His new album You Stand Uncertain is something else again; it's less stylistically coherent, veering between genres with an ease that belies its complexity, but it's also the most complete 'album' statement he's made so far. A little like Burial's self-titled debut it plays like a love letter to rave, characterised by rhythms that stammer like old hardcore tracks and occasionally punctuated by ecstatic shrieks, buried deep in the mix. But it's less preoccupied with nostalgic visions of the past; his first fully vocal tracks, 'Gospel Of Opal' and 'Brazil' are among the most direct and affecting things he's yet committed to tape.

In the run up to You Stand Uncertain's release, Drew chatted to The Quietus about his writing process, the New York scene and the demands of the dancefloor, and recorded us an exclusive mix.

So your new album's been in the pipeline for a while, right?

Drew Lustman: It's pretty much that once we've stopped putting tracks together for a certain release, everything I make after that will be considered for the next one. But right now, because this album's done, I'm very relaxed with everything I'm making, I'm not pressured about where it's going to go. It took about a year and a half to make all the tracks for this album, but only really the last six months of trying to piece it all together and figure out what goes well together.

How did it all come together in the end?

DL: I work very closely with Mike Paradinas [Planet Mu label boss] when we're putting together a release. He'll suggest what tracks sound good together as an album. We don't usually have the same idea though. Since I don't really tend to make big dancefloor, banging tracks, we want albums to really flow and sound like albums. So we'll pick all these different types of tracks and just experiment, you know? I think he burns probably 30 or 40 CDs just trying to find the right tracklist before we agree on it. I drove around in his car with him once, and he just had this pile of burned CDs in the back of the car, and they all said 'Boxcutter', 'Luke Vibert', whoever. He sits in his car, goes 'that doesn't work' and throws them back there!

It must be useful having someone to give you that outside perspective?

DL: For sure. I have complete control over the music that gets made, but there's definitely a good give and take around the order in which it gets put together. I'm glad I have that, because I don't really trust my compilation skills. Well, I don't know, it might be fun to put one together myself sometime, but we'll see what happens.

You produce fairly prolifically, or you seem to?

DL: I think so. I think I've been really lucky too, to be able to make a bunch of different types of music. It's a combination of things that allow that. Part of it is because I can afford to right now – the tours have been good and the releases have been good, so I can sit and make music all day long. But I also don't feel pressured to make any one kind of music. Not that anybody really does, but particularly at the moment I'm experimenting with so many things, so when I talk to one label I can say 'why don't you guys check this out'. With Rush Hour it was the disco-y stuff I was doing, with Ramp it's the weirder garage tunes…

I guess that must work quite nicely in the sense that the scene that's come out of dubstep and garage in the last couple of years has gotten to the point where experimenting with style and tempo has become the norm. I suppose it must be helpful that people are more accepting of that sort of flexibility?

DL: For sure. For instance, when I talked to Loefah about my upcoming Swamp81 release he said he didn't want anything that sounded like my Planet Mu tunes. So I suggested he check out these Afrobeat-y tunes I was working on.

Your music has a great deal of personality as well, there are a lot of different sides to it. It's not simply functional.

*To-do list*:
A - Summarize the interview excerpt in two sentences.
B - Reproduce the passage of the interview excerpt word for word, from "I guess that" up to and including "was working on.".

*Raw data*:

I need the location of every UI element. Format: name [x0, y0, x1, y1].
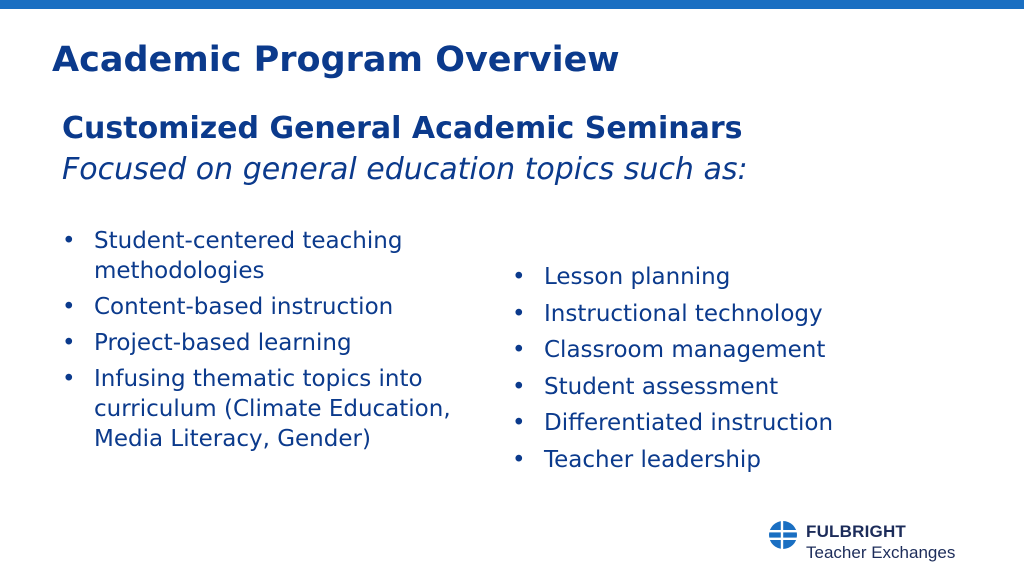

*Answers to the exercises*:
A - Drew Lustman's new album You Stand Uncertain is described as less stylistically coherent but the most complete album statement he has made so far, a love letter to rave that includes his first fully vocal tracks. In the interview, Lustman says the tracks took about a year and a half to make, that he works closely with Mike Paradinas to settle the tracklist, and that he experiments with many styles, offering different kinds of music to different labels.

B -
I guess that must work quite nicely in the sense that the scene that's come out of dubstep and garage in the last couple of years has gotten to the point where experimenting with style and tempo has become the norm. I suppose it must be helpful that people are more accepting of that sort of flexibility?

DL: For sure. For instance, when I talked to Loefah about my upcoming Swamp81 release he said he didn't want anything that sounded like my Planet Mu tunes. So I suggested he check out these Afrobeat-y tunes I was working on.